_TASK DETAILS_
Word for word, copy all the data and drop the pictures.

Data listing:
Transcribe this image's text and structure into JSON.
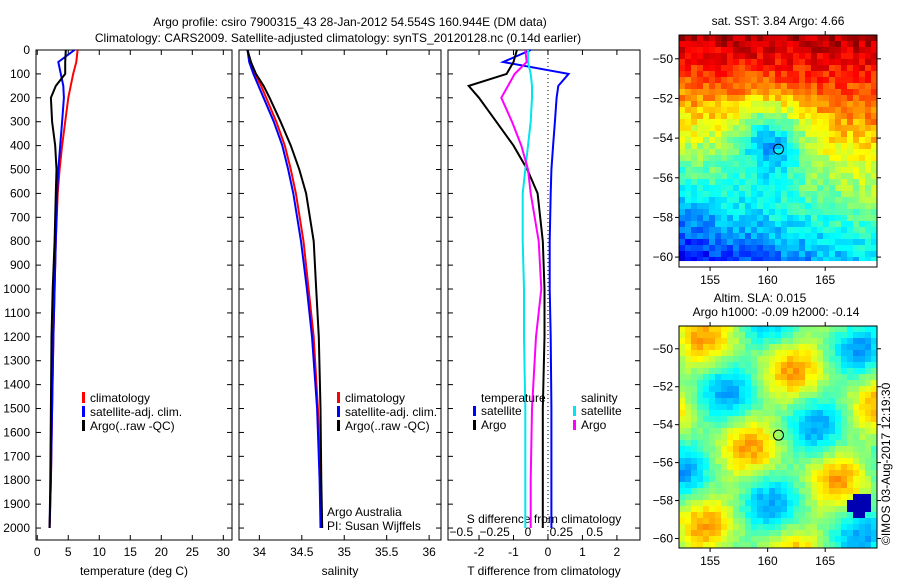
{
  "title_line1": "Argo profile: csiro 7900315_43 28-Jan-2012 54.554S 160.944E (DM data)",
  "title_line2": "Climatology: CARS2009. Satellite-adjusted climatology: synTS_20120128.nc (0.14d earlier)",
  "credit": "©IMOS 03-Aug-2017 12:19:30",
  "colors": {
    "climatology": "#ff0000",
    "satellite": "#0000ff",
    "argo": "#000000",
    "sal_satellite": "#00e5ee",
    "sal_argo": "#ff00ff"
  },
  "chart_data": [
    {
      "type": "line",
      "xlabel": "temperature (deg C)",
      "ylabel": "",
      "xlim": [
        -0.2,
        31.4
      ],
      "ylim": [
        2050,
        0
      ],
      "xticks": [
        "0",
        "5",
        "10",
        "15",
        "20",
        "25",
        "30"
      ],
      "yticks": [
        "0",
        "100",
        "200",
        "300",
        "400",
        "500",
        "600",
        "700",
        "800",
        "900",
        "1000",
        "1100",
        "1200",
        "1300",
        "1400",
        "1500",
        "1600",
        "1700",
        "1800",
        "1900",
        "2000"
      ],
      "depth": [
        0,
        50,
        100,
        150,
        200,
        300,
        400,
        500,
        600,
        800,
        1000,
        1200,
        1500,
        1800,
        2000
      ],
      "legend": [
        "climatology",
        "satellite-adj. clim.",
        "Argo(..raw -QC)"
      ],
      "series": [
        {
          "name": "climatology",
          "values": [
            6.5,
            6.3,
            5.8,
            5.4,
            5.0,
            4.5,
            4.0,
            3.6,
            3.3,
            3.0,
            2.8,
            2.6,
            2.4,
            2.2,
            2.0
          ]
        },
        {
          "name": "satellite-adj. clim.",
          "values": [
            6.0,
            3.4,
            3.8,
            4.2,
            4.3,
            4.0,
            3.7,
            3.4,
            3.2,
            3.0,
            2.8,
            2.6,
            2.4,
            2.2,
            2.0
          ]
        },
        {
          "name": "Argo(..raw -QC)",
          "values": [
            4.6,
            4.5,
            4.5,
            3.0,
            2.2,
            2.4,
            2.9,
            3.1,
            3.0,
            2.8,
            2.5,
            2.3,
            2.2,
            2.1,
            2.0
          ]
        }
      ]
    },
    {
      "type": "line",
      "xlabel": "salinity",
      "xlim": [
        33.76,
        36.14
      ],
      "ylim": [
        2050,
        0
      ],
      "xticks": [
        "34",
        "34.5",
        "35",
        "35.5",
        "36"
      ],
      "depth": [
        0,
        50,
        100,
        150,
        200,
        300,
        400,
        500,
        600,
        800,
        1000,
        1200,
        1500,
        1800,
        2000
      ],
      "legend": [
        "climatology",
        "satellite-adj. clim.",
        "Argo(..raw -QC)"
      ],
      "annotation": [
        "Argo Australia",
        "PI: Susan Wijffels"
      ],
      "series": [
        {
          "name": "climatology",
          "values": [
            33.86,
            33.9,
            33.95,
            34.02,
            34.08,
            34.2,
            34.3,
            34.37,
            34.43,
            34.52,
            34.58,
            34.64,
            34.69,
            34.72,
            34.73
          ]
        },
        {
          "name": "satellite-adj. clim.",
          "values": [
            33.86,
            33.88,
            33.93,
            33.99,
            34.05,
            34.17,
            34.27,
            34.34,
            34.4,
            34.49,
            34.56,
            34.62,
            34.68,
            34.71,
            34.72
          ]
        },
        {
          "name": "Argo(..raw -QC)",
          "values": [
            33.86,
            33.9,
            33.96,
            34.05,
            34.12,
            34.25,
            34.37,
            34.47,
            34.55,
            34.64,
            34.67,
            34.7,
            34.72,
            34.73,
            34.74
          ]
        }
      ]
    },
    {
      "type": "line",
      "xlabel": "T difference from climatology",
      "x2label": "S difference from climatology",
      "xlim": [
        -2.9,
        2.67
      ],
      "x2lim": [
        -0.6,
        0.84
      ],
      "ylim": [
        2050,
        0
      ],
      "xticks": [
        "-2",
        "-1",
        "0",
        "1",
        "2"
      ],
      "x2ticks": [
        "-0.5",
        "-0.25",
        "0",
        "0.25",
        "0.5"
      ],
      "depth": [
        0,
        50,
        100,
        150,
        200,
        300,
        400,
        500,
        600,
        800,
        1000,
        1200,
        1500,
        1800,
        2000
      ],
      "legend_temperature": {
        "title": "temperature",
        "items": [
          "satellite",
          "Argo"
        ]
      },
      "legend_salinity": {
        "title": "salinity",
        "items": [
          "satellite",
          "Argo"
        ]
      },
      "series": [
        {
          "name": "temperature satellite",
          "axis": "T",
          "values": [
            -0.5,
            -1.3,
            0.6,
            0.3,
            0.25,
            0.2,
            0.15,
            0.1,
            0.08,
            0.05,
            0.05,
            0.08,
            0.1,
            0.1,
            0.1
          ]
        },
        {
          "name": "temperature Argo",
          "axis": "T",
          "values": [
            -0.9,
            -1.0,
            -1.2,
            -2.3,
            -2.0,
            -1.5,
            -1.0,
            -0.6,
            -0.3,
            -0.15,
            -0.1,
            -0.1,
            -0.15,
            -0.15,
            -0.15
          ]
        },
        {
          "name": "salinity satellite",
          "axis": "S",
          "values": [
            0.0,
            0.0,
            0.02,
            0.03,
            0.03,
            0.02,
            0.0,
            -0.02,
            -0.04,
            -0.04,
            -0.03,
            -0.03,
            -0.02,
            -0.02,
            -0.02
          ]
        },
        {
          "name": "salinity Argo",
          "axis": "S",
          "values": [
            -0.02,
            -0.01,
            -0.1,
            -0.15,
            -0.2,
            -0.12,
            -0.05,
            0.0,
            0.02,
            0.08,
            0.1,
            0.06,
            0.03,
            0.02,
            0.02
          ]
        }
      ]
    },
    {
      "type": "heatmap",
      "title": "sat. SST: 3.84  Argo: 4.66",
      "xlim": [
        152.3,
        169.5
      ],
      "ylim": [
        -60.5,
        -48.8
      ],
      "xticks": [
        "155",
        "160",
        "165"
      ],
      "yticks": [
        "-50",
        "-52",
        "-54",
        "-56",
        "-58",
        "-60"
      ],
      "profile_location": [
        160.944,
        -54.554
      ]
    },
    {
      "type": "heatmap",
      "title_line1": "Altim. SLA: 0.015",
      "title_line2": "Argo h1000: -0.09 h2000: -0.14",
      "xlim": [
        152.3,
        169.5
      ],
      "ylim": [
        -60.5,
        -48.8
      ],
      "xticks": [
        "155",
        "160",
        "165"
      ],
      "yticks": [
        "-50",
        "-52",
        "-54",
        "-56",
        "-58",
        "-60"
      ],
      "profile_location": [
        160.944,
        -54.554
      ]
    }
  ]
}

_CORRECT RESPONSE_
Transcribe this image's text and structure into JSON.
{
  "title_line1": "Argo profile: csiro 7900315_43 28-Jan-2012 54.554S 160.944E (DM data)",
  "title_line2": "Climatology: CARS2009. Satellite-adjusted climatology: synTS_20120128.nc (0.14d earlier)",
  "credit": "©IMOS 03-Aug-2017 12:19:30",
  "colors": {
    "climatology": "#ff0000",
    "satellite": "#0000ff",
    "argo": "#000000",
    "sal_satellite": "#00e5ee",
    "sal_argo": "#ff00ff"
  },
  "chart_data": [
    {
      "type": "line",
      "xlabel": "temperature (deg C)",
      "ylabel": "",
      "xlim": [
        -0.2,
        31.4
      ],
      "ylim": [
        2050,
        0
      ],
      "xticks": [
        "0",
        "5",
        "10",
        "15",
        "20",
        "25",
        "30"
      ],
      "yticks": [
        "0",
        "100",
        "200",
        "300",
        "400",
        "500",
        "600",
        "700",
        "800",
        "900",
        "1000",
        "1100",
        "1200",
        "1300",
        "1400",
        "1500",
        "1600",
        "1700",
        "1800",
        "1900",
        "2000"
      ],
      "depth": [
        0,
        50,
        100,
        150,
        200,
        300,
        400,
        500,
        600,
        800,
        1000,
        1200,
        1500,
        1800,
        2000
      ],
      "legend": [
        "climatology",
        "satellite-adj. clim.",
        "Argo(..raw -QC)"
      ],
      "series": [
        {
          "name": "climatology",
          "values": [
            6.5,
            6.3,
            5.8,
            5.4,
            5.0,
            4.5,
            4.0,
            3.6,
            3.3,
            3.0,
            2.8,
            2.6,
            2.4,
            2.2,
            2.0
          ]
        },
        {
          "name": "satellite-adj. clim.",
          "values": [
            6.0,
            3.4,
            3.8,
            4.2,
            4.3,
            4.0,
            3.7,
            3.4,
            3.2,
            3.0,
            2.8,
            2.6,
            2.4,
            2.2,
            2.0
          ]
        },
        {
          "name": "Argo(..raw -QC)",
          "values": [
            4.6,
            4.5,
            4.5,
            3.0,
            2.2,
            2.4,
            2.9,
            3.1,
            3.0,
            2.8,
            2.5,
            2.3,
            2.2,
            2.1,
            2.0
          ]
        }
      ]
    },
    {
      "type": "line",
      "xlabel": "salinity",
      "xlim": [
        33.76,
        36.14
      ],
      "ylim": [
        2050,
        0
      ],
      "xticks": [
        "34",
        "34.5",
        "35",
        "35.5",
        "36"
      ],
      "depth": [
        0,
        50,
        100,
        150,
        200,
        300,
        400,
        500,
        600,
        800,
        1000,
        1200,
        1500,
        1800,
        2000
      ],
      "legend": [
        "climatology",
        "satellite-adj. clim.",
        "Argo(..raw -QC)"
      ],
      "annotation": [
        "Argo Australia",
        "PI: Susan Wijffels"
      ],
      "series": [
        {
          "name": "climatology",
          "values": [
            33.86,
            33.9,
            33.95,
            34.02,
            34.08,
            34.2,
            34.3,
            34.37,
            34.43,
            34.52,
            34.58,
            34.64,
            34.69,
            34.72,
            34.73
          ]
        },
        {
          "name": "satellite-adj. clim.",
          "values": [
            33.86,
            33.88,
            33.93,
            33.99,
            34.05,
            34.17,
            34.27,
            34.34,
            34.4,
            34.49,
            34.56,
            34.62,
            34.68,
            34.71,
            34.72
          ]
        },
        {
          "name": "Argo(..raw -QC)",
          "values": [
            33.86,
            33.9,
            33.96,
            34.05,
            34.12,
            34.25,
            34.37,
            34.47,
            34.55,
            34.64,
            34.67,
            34.7,
            34.72,
            34.73,
            34.74
          ]
        }
      ]
    },
    {
      "type": "line",
      "xlabel": "T difference from climatology",
      "x2label": "S difference from climatology",
      "xlim": [
        -2.9,
        2.67
      ],
      "x2lim": [
        -0.6,
        0.84
      ],
      "ylim": [
        2050,
        0
      ],
      "xticks": [
        "-2",
        "-1",
        "0",
        "1",
        "2"
      ],
      "x2ticks": [
        "-0.5",
        "-0.25",
        "0",
        "0.25",
        "0.5"
      ],
      "depth": [
        0,
        50,
        100,
        150,
        200,
        300,
        400,
        500,
        600,
        800,
        1000,
        1200,
        1500,
        1800,
        2000
      ],
      "legend_temperature": {
        "title": "temperature",
        "items": [
          "satellite",
          "Argo"
        ]
      },
      "legend_salinity": {
        "title": "salinity",
        "items": [
          "satellite",
          "Argo"
        ]
      },
      "series": [
        {
          "name": "temperature satellite",
          "axis": "T",
          "values": [
            -0.5,
            -1.3,
            0.6,
            0.3,
            0.25,
            0.2,
            0.15,
            0.1,
            0.08,
            0.05,
            0.05,
            0.08,
            0.1,
            0.1,
            0.1
          ]
        },
        {
          "name": "temperature Argo",
          "axis": "T",
          "values": [
            -0.9,
            -1.0,
            -1.2,
            -2.3,
            -2.0,
            -1.5,
            -1.0,
            -0.6,
            -0.3,
            -0.15,
            -0.1,
            -0.1,
            -0.15,
            -0.15,
            -0.15
          ]
        },
        {
          "name": "salinity satellite",
          "axis": "S",
          "values": [
            0.0,
            0.0,
            0.02,
            0.03,
            0.03,
            0.02,
            0.0,
            -0.02,
            -0.04,
            -0.04,
            -0.03,
            -0.03,
            -0.02,
            -0.02,
            -0.02
          ]
        },
        {
          "name": "salinity Argo",
          "axis": "S",
          "values": [
            -0.02,
            -0.01,
            -0.1,
            -0.15,
            -0.2,
            -0.12,
            -0.05,
            0.0,
            0.02,
            0.08,
            0.1,
            0.06,
            0.03,
            0.02,
            0.02
          ]
        }
      ]
    },
    {
      "type": "heatmap",
      "title": "sat. SST: 3.84  Argo: 4.66",
      "xlim": [
        152.3,
        169.5
      ],
      "ylim": [
        -60.5,
        -48.8
      ],
      "xticks": [
        "155",
        "160",
        "165"
      ],
      "yticks": [
        "-50",
        "-52",
        "-54",
        "-56",
        "-58",
        "-60"
      ],
      "profile_location": [
        160.944,
        -54.554
      ]
    },
    {
      "type": "heatmap",
      "title_line1": "Altim. SLA: 0.015",
      "title_line2": "Argo h1000: -0.09 h2000: -0.14",
      "xlim": [
        152.3,
        169.5
      ],
      "ylim": [
        -60.5,
        -48.8
      ],
      "xticks": [
        "155",
        "160",
        "165"
      ],
      "yticks": [
        "-50",
        "-52",
        "-54",
        "-56",
        "-58",
        "-60"
      ],
      "profile_location": [
        160.944,
        -54.554
      ]
    }
  ]
}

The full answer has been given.